## REQUIREMENT
Count the lines below that include the word "this" and write that number alone.

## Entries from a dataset
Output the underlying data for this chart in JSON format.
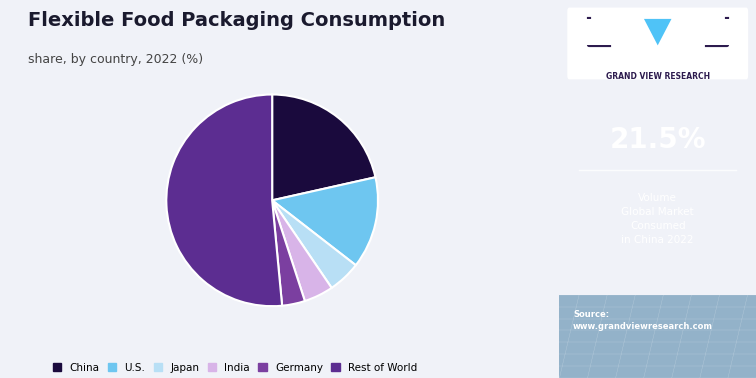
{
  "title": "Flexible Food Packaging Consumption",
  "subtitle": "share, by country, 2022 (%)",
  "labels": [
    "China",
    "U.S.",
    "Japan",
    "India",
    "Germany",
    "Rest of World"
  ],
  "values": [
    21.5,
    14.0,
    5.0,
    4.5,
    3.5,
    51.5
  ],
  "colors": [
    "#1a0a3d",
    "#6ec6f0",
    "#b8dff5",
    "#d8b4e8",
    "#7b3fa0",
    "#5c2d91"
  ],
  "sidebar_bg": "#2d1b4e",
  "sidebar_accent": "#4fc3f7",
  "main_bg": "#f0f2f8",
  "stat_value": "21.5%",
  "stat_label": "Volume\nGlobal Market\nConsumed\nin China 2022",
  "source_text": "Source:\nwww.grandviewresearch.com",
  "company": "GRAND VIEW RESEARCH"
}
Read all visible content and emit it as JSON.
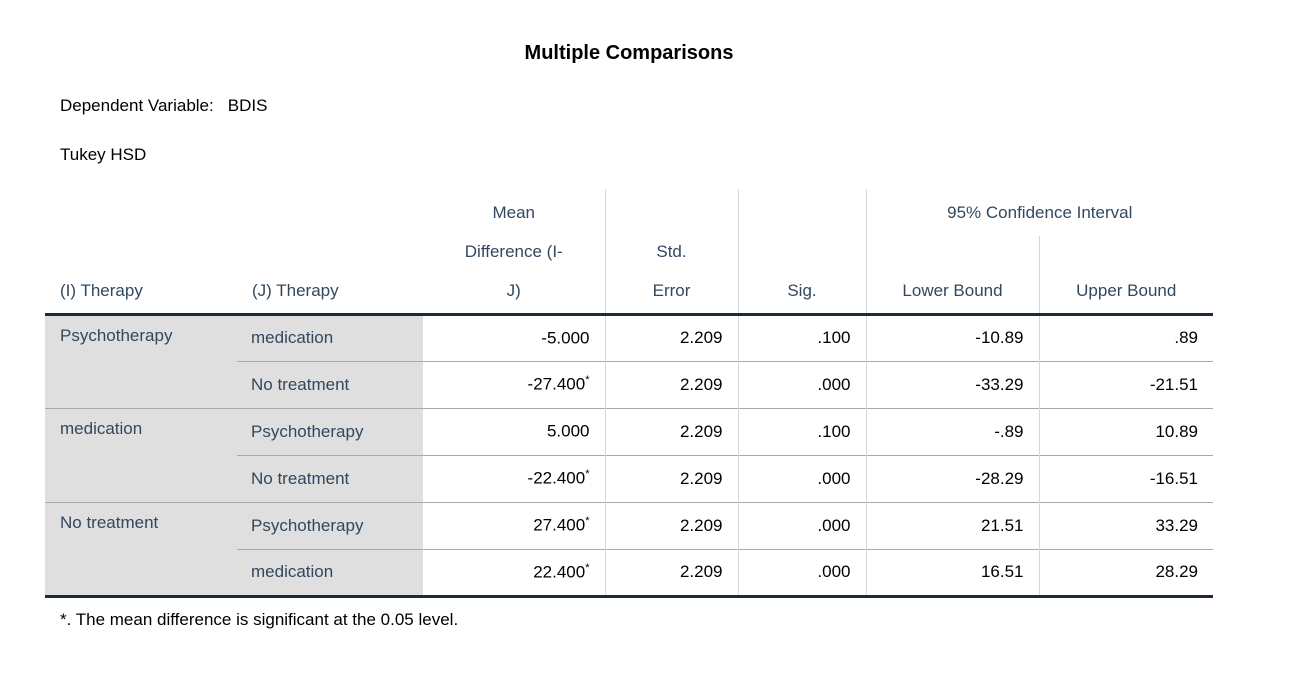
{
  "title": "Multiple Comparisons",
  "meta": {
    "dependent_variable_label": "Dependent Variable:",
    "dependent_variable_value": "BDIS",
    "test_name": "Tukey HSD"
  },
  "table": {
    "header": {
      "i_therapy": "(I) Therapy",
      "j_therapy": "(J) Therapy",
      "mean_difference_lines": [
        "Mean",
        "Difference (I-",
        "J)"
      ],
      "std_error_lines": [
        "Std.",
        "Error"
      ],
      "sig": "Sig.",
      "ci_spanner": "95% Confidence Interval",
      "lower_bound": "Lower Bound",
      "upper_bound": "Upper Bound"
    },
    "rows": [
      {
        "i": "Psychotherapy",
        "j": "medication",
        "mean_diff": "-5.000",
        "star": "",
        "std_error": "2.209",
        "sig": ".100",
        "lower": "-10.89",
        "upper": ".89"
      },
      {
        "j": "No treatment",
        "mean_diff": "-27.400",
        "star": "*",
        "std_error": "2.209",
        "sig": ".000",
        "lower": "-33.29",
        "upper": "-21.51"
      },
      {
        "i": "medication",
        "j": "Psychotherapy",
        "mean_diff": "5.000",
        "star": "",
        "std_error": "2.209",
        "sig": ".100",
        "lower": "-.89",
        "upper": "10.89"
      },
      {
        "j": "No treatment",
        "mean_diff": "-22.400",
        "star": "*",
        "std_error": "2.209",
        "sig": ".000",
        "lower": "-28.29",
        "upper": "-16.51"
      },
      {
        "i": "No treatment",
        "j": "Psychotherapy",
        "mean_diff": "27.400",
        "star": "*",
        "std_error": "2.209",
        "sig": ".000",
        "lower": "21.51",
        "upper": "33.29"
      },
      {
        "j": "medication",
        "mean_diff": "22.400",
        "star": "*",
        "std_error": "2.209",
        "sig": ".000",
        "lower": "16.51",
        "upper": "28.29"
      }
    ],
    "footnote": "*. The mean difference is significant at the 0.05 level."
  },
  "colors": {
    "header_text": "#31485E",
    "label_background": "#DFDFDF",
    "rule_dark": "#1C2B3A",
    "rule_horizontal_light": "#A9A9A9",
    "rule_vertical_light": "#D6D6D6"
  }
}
...
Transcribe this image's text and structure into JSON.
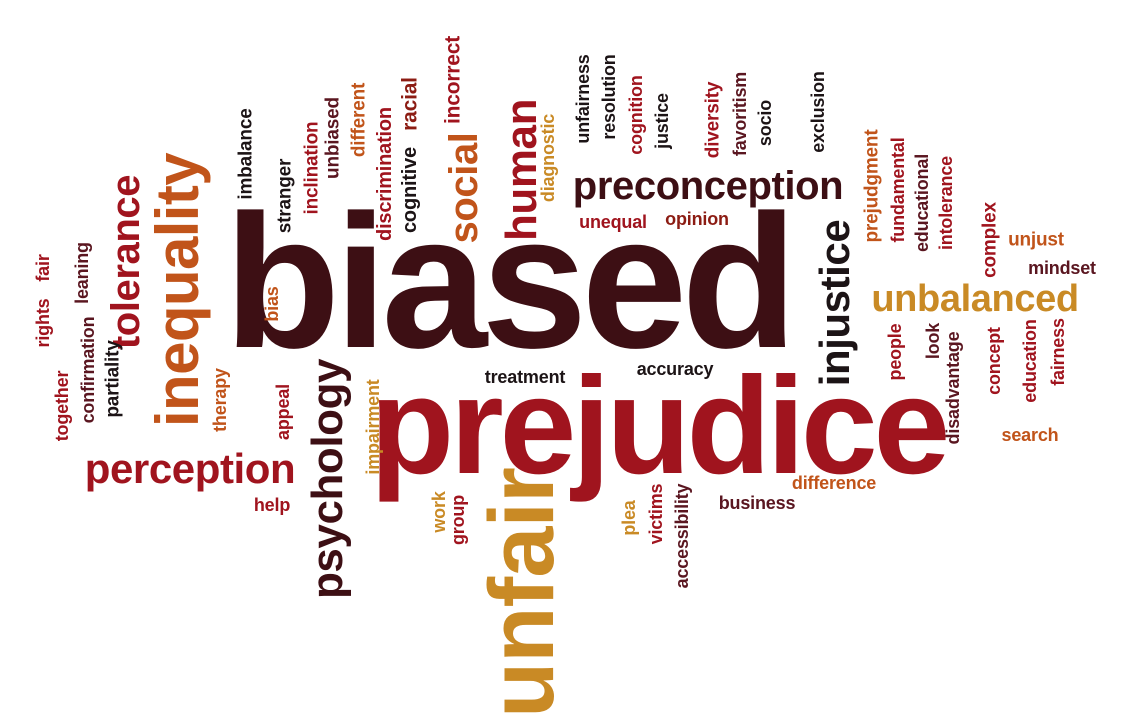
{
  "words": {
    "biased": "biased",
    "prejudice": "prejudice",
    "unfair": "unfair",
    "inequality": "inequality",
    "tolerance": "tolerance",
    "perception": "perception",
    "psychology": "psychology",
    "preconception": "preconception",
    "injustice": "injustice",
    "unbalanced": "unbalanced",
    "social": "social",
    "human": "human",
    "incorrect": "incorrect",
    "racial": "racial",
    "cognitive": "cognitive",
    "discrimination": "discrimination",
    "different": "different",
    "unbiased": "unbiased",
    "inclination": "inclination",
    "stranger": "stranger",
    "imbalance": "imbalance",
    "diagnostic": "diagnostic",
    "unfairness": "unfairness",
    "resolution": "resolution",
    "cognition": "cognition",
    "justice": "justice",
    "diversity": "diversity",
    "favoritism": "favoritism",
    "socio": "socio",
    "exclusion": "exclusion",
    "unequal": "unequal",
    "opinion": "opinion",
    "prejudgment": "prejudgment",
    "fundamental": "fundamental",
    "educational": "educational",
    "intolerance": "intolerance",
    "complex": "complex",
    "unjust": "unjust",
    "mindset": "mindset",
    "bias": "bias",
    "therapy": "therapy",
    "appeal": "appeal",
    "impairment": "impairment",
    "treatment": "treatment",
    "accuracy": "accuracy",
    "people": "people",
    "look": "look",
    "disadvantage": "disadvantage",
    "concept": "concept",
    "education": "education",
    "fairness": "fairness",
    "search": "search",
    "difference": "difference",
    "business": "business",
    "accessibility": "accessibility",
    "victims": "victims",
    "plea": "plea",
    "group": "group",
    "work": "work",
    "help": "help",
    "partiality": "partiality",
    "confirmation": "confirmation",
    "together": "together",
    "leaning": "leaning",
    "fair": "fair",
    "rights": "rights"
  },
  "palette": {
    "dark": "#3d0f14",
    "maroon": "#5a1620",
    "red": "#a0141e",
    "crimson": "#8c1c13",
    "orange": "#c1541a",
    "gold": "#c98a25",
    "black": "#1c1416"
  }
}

## EXERCISE ANSWER
2